Pick out every line that holds the string "text" and copy it.

---------- Materials provided ----------

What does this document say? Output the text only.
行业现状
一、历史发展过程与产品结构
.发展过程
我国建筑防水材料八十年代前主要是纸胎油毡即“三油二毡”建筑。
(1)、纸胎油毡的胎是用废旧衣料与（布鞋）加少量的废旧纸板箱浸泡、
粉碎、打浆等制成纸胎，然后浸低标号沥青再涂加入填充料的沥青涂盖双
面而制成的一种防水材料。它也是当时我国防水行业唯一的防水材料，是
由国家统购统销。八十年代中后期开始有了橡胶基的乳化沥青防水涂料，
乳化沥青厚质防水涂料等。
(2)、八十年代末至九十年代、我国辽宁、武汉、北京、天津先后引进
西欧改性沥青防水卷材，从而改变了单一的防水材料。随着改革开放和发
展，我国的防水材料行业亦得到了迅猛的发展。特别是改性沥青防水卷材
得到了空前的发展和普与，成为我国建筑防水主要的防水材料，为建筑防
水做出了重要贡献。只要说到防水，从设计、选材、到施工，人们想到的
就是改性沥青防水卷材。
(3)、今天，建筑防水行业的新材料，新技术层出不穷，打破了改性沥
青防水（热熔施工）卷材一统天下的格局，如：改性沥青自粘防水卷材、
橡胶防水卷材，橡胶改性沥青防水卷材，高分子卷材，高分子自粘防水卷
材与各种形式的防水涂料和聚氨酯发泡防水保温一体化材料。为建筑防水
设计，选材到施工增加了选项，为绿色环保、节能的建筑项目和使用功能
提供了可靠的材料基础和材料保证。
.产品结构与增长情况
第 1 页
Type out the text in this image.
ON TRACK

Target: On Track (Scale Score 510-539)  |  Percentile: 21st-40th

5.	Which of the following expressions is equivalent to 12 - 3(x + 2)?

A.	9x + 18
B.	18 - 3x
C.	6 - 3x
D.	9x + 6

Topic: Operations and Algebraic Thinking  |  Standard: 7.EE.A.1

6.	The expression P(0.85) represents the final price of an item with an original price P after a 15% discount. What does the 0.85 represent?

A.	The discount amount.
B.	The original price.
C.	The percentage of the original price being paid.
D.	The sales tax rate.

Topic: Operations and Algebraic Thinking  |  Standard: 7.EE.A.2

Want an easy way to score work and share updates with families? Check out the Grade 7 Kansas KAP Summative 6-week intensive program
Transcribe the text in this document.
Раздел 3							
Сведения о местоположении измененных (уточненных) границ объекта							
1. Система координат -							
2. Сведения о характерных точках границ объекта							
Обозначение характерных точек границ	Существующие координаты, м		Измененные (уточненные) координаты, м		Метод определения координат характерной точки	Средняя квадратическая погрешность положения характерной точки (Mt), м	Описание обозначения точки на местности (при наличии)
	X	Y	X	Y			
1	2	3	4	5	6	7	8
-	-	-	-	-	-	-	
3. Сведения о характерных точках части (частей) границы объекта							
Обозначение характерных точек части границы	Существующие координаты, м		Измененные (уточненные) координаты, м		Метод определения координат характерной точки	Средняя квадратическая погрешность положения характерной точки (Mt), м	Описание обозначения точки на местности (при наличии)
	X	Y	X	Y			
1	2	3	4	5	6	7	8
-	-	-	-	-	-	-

----------

[Exercise result]
What does this document say? Output the text only.
Type out the text in this image.
Transcribe the text in this document.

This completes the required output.